• **EXERCISE INSTRUCTIONS**
Present every line of the material, from the first line through the line containing "y-tick-label: -100 [92, 153, 115, 164]", as a Markdown table with the columns Row and Entry. Put each line's number under Row and the line itself under Entry, and leave out blank lines.

--- INPUT RECORDS ---

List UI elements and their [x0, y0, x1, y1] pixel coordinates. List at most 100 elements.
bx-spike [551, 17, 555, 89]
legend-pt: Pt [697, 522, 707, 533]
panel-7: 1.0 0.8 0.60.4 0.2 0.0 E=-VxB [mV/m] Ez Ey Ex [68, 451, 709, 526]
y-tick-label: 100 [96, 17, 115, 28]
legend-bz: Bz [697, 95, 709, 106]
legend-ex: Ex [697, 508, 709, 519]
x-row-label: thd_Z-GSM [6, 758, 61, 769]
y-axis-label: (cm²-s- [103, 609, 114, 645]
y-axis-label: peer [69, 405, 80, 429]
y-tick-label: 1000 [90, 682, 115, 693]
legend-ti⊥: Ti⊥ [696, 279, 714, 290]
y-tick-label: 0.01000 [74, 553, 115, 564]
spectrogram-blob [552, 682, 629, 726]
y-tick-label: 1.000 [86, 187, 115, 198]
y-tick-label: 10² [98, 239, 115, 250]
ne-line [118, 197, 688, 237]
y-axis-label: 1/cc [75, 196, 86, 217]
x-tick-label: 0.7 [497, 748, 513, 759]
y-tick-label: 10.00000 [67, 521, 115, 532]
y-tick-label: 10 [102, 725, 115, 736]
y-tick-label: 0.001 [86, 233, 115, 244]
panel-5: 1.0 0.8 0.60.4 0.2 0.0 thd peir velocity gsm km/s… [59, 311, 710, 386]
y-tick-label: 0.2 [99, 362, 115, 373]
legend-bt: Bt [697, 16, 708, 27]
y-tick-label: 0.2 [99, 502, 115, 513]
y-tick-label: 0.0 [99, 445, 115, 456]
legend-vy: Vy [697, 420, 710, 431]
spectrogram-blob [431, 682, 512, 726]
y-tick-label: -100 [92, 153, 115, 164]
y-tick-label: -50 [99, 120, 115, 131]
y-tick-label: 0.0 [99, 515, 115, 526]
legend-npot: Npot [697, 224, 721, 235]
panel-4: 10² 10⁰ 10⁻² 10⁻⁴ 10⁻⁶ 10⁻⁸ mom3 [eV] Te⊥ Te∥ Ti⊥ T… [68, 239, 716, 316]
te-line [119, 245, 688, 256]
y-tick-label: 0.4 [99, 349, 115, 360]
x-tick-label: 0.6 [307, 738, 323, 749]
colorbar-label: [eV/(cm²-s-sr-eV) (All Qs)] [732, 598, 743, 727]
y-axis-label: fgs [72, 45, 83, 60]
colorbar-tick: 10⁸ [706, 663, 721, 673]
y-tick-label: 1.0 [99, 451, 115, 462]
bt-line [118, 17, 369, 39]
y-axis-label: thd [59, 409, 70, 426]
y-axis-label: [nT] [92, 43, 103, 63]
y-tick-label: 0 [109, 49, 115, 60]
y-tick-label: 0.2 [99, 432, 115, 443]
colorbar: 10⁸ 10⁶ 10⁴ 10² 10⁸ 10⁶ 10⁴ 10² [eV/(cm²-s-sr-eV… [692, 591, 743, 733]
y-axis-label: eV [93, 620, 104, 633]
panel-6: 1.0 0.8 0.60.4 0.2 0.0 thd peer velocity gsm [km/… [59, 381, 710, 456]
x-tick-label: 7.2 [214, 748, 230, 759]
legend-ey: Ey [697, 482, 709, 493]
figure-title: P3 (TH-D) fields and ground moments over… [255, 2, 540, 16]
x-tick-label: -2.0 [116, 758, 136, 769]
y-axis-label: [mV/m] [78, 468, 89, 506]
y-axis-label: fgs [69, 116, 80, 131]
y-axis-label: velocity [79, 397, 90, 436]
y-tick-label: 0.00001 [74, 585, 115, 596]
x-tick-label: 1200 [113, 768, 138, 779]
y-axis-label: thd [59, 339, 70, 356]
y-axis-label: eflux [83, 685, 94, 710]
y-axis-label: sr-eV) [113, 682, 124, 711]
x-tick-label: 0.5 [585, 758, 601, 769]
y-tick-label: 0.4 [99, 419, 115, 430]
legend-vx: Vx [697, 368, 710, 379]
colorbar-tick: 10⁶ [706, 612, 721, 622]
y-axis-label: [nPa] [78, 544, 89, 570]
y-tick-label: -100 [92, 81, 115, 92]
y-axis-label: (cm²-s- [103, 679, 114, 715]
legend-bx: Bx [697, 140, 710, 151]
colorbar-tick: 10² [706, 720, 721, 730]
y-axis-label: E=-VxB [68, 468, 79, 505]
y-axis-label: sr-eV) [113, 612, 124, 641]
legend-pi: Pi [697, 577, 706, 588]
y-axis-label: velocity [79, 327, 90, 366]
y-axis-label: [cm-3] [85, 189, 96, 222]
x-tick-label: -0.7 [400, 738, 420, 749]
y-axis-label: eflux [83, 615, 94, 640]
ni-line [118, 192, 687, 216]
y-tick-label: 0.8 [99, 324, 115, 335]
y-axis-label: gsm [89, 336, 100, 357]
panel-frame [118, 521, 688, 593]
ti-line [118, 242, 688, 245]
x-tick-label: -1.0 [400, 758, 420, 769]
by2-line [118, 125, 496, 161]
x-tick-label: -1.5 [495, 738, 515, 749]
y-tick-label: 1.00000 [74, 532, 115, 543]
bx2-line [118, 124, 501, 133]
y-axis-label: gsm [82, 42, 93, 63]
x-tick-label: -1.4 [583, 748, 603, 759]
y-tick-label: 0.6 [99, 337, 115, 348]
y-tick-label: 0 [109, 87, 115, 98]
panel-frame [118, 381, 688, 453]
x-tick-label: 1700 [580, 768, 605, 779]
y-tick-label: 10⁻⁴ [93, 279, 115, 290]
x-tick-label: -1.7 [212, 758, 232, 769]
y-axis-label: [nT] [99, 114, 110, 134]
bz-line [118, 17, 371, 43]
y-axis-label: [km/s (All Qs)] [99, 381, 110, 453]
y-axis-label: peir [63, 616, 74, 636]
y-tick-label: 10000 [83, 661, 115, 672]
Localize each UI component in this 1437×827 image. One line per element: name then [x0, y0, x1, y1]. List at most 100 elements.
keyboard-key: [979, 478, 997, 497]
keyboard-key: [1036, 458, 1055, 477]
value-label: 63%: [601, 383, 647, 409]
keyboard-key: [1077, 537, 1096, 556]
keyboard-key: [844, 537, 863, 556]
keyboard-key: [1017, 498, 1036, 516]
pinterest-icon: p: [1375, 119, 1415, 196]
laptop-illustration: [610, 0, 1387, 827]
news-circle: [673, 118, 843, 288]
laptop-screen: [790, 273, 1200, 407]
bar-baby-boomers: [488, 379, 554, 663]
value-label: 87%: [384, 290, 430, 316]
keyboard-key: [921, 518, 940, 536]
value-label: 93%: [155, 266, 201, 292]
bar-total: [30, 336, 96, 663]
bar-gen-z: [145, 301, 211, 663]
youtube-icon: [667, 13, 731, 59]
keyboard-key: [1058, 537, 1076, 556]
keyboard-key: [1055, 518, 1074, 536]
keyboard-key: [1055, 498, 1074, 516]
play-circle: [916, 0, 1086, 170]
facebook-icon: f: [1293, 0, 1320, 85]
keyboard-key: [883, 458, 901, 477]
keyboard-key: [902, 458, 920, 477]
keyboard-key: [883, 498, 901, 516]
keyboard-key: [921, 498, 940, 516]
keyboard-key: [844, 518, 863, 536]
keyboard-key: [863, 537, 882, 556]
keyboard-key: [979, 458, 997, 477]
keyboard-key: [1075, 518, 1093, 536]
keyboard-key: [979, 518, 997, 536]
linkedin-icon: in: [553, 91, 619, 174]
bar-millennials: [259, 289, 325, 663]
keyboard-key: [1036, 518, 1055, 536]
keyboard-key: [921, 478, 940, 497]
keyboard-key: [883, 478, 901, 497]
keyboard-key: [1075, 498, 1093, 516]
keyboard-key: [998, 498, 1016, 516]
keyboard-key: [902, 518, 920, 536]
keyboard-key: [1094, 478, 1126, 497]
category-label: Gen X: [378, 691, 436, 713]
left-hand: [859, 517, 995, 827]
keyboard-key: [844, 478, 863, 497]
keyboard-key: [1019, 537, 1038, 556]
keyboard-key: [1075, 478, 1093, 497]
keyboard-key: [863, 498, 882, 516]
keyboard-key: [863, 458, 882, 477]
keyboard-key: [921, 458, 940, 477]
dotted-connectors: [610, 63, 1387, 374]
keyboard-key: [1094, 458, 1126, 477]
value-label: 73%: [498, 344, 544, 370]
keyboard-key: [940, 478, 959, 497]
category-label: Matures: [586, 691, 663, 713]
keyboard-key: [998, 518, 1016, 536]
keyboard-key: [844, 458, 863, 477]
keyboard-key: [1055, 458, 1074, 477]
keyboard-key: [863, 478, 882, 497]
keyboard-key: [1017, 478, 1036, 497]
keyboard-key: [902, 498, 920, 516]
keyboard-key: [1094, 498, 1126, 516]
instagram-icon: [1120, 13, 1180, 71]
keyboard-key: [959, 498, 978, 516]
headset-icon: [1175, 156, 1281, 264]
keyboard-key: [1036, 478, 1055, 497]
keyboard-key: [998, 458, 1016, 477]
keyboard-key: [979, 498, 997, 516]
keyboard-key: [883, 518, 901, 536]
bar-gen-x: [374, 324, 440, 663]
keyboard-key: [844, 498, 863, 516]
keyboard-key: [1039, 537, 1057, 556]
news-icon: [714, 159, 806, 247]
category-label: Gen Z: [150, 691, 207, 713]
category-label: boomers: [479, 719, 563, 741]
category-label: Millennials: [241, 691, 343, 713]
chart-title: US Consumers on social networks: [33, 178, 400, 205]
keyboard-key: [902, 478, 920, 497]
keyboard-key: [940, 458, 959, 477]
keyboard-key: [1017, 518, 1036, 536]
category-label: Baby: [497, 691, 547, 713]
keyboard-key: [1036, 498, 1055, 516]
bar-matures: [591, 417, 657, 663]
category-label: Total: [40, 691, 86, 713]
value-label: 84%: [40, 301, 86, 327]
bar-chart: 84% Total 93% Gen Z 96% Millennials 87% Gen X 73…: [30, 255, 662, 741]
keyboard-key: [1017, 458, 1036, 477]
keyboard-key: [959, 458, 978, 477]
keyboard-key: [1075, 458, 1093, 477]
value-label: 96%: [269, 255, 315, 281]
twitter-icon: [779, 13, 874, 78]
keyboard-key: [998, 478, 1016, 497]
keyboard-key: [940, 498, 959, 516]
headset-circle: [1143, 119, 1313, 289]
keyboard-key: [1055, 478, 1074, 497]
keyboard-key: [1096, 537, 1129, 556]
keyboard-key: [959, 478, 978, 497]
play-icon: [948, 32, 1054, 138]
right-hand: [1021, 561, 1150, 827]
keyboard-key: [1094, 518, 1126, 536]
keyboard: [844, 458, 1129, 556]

---

• **OUTPUT**
| Row | Entry |
|---|---|
| 1 | List UI elements and their [x0, y0, x1, y1] pixel coordinates. List at most 100 elements. |
| 2 | bx-spike [551, 17, 555, 89] |
| 3 | legend-pt: Pt [697, 522, 707, 533] |
| 4 | panel-7: 1.0 0.8 0.60.4 0.2 0.0 E=-VxB [mV/m] Ez Ey Ex [68, 451, 709, 526] |
| 5 | y-tick-label: 100 [96, 17, 115, 28] |
| 6 | legend-bz: Bz [697, 95, 709, 106] |
| 7 | legend-ex: Ex [697, 508, 709, 519] |
| 8 | x-row-label: thd_Z-GSM [6, 758, 61, 769] |
| 9 | y-axis-label: (cm²-s- [103, 609, 114, 645] |
| 10 | y-axis-label: peer [69, 405, 80, 429] |
| 11 | y-tick-label: 1000 [90, 682, 115, 693] |
| 12 | legend-ti⊥: Ti⊥ [696, 279, 714, 290] |
| 13 | y-tick-label: 0.01000 [74, 553, 115, 564] |
| 14 | spectrogram-blob [552, 682, 629, 726] |
| 15 | y-tick-label: 1.000 [86, 187, 115, 198] |
| 16 | y-tick-label: 10² [98, 239, 115, 250] |
| 17 | ne-line [118, 197, 688, 237] |
| 18 | y-axis-label: 1/cc [75, 196, 86, 217] |
| 19 | x-tick-label: 0.7 [497, 748, 513, 759] |
| 20 | y-tick-label: 10.00000 [67, 521, 115, 532] |
| 21 | y-tick-label: 10 [102, 725, 115, 736] |
| 22 | y-tick-label: 0.001 [86, 233, 115, 244] |
| 23 | panel-5: 1.0 0.8 0.60.4 0.2 0.0 thd peir velocity gsm km/s… [59, 311, 710, 386] |
| 24 | y-tick-label: 0.2 [99, 362, 115, 373] |
| 25 | legend-bt: Bt [697, 16, 708, 27] |
| 26 | y-tick-label: 0.2 [99, 502, 115, 513] |
| 27 | y-tick-label: 0.0 [99, 445, 115, 456] |
| 28 | legend-vy: Vy [697, 420, 710, 431] |
| 29 | spectrogram-blob [431, 682, 512, 726] |
| 30 | y-tick-label: -100 [92, 153, 115, 164] |